(DATA SHOWN):
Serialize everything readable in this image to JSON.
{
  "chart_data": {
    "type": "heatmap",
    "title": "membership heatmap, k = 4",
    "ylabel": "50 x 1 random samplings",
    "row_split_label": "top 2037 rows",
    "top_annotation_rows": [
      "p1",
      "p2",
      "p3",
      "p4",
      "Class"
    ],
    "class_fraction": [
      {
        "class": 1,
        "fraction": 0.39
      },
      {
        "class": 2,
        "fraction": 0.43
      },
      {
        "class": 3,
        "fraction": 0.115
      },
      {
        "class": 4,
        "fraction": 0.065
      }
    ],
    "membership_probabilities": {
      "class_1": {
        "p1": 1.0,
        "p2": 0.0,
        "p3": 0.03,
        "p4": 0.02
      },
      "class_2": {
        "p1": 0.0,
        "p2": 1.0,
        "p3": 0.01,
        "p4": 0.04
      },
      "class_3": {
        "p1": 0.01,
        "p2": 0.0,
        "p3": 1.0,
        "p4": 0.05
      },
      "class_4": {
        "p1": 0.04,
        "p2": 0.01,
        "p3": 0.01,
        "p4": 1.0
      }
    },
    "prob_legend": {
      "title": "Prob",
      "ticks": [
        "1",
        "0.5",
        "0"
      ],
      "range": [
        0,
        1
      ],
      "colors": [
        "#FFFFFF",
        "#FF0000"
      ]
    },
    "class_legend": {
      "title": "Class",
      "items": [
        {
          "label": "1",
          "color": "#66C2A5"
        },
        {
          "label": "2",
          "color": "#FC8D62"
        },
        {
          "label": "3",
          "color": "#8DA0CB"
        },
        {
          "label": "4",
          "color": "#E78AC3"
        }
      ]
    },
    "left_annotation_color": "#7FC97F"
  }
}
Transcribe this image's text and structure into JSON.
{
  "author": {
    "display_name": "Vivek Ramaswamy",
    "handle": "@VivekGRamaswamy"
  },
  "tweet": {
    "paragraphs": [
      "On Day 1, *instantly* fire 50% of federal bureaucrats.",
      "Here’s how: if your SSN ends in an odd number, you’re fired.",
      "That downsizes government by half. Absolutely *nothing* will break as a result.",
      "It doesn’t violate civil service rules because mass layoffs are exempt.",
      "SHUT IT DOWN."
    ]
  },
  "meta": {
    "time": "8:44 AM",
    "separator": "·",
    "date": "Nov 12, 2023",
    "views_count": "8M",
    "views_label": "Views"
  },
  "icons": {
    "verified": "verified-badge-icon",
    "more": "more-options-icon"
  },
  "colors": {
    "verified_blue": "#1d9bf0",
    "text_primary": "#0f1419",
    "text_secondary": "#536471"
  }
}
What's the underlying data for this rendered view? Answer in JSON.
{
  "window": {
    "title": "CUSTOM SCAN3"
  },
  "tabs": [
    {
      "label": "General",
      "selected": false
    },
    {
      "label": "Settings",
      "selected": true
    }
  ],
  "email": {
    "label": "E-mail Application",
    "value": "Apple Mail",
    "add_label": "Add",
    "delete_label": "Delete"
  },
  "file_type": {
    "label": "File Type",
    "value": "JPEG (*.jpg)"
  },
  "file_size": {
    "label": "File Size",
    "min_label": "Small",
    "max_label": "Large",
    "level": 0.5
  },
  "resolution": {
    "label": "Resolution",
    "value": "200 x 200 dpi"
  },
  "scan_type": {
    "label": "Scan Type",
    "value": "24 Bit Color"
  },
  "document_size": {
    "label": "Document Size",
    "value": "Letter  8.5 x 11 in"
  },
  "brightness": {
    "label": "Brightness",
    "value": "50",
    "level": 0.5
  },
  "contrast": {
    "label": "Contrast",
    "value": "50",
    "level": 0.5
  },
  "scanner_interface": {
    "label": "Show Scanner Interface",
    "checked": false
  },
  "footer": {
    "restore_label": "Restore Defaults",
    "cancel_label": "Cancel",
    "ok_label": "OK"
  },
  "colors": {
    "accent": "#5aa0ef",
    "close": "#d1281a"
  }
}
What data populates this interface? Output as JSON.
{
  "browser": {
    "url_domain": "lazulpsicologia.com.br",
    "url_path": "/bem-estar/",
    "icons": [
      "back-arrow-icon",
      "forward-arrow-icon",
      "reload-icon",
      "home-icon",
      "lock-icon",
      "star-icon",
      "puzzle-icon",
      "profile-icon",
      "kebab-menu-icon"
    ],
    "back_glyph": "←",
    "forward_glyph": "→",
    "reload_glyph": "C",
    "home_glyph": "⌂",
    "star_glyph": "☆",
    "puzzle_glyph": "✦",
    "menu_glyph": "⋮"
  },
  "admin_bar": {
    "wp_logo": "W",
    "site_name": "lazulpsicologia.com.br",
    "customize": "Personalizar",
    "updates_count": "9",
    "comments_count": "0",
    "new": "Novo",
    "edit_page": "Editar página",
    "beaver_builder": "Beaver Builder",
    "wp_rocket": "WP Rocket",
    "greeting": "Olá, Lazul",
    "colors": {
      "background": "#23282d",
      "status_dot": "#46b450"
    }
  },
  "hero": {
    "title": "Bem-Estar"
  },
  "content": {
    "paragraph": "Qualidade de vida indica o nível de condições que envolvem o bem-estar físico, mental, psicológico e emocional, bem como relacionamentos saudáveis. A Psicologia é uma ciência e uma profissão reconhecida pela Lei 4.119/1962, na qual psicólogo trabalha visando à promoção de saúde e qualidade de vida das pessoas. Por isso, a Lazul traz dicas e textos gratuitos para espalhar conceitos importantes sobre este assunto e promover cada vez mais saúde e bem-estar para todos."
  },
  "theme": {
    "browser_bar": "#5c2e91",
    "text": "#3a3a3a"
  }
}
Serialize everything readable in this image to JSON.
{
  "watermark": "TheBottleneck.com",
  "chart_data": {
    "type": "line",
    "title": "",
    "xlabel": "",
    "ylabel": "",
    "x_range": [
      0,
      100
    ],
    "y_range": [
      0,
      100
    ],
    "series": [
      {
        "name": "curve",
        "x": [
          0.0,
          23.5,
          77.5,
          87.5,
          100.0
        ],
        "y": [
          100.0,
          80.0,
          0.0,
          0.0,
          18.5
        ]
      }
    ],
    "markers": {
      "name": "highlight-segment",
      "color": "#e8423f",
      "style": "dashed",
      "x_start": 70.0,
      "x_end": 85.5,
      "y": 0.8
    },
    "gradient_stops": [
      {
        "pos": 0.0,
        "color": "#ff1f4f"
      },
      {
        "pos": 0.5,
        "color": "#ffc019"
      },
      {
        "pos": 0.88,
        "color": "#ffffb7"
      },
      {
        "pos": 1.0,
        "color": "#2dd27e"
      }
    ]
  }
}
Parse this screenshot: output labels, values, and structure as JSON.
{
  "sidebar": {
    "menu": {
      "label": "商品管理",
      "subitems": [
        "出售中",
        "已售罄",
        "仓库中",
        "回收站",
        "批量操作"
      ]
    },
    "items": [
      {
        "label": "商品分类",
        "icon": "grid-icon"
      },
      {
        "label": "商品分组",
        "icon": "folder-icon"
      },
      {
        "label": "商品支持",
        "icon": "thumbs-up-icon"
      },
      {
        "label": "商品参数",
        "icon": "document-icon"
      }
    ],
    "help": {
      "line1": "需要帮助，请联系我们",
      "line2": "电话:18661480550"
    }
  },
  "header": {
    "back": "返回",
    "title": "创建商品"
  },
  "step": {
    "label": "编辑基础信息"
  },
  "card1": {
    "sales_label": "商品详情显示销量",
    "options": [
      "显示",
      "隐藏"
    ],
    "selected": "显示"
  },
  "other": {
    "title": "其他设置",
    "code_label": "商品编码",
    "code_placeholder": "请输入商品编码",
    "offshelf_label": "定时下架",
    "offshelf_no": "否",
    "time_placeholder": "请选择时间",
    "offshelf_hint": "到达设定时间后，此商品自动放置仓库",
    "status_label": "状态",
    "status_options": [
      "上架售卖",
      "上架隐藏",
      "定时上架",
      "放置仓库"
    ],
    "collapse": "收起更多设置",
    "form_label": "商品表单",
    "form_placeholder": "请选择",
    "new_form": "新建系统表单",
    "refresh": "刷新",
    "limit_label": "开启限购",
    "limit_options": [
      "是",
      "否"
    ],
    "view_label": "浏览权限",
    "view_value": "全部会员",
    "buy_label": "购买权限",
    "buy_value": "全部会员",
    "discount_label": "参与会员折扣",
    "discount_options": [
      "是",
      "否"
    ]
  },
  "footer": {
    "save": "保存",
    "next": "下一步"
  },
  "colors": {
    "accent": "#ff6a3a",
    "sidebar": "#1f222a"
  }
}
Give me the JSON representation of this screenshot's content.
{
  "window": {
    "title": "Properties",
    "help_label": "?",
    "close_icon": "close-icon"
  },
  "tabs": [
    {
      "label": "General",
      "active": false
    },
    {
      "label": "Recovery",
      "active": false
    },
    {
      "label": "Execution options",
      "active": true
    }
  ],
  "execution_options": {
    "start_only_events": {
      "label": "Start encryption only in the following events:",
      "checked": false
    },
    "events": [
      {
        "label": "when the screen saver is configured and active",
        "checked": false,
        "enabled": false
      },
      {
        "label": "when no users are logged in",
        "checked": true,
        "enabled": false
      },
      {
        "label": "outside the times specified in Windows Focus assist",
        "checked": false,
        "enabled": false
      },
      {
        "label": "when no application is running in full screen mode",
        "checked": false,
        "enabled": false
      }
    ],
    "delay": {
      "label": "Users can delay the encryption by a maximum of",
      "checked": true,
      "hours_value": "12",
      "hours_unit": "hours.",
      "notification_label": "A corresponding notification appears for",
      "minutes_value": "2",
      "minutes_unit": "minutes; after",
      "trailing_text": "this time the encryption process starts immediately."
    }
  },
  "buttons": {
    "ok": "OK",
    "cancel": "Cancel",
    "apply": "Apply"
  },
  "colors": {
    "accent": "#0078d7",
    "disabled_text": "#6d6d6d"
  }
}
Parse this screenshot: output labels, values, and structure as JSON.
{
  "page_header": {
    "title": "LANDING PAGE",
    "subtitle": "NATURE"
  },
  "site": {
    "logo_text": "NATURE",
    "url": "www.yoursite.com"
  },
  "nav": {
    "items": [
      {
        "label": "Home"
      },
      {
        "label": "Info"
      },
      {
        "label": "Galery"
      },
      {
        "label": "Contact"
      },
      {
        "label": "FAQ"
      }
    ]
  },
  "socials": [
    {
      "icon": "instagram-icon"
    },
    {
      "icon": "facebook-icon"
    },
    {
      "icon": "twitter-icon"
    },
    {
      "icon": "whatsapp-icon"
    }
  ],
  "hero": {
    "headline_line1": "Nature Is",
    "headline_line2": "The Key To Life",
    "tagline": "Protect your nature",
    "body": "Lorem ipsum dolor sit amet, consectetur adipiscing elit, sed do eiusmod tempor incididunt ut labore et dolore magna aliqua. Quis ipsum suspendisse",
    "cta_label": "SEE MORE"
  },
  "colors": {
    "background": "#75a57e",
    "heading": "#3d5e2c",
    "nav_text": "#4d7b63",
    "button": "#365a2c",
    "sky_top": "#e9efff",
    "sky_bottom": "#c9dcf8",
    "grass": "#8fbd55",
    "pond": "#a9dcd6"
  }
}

(EXERCISE TASK): Using the listing above, gather each line that holds the string "ylabel" and copy it.

(EXERCISE SOLUTION):
    "ylabel": "50 x 1 random samplings",
    "ylabel": "",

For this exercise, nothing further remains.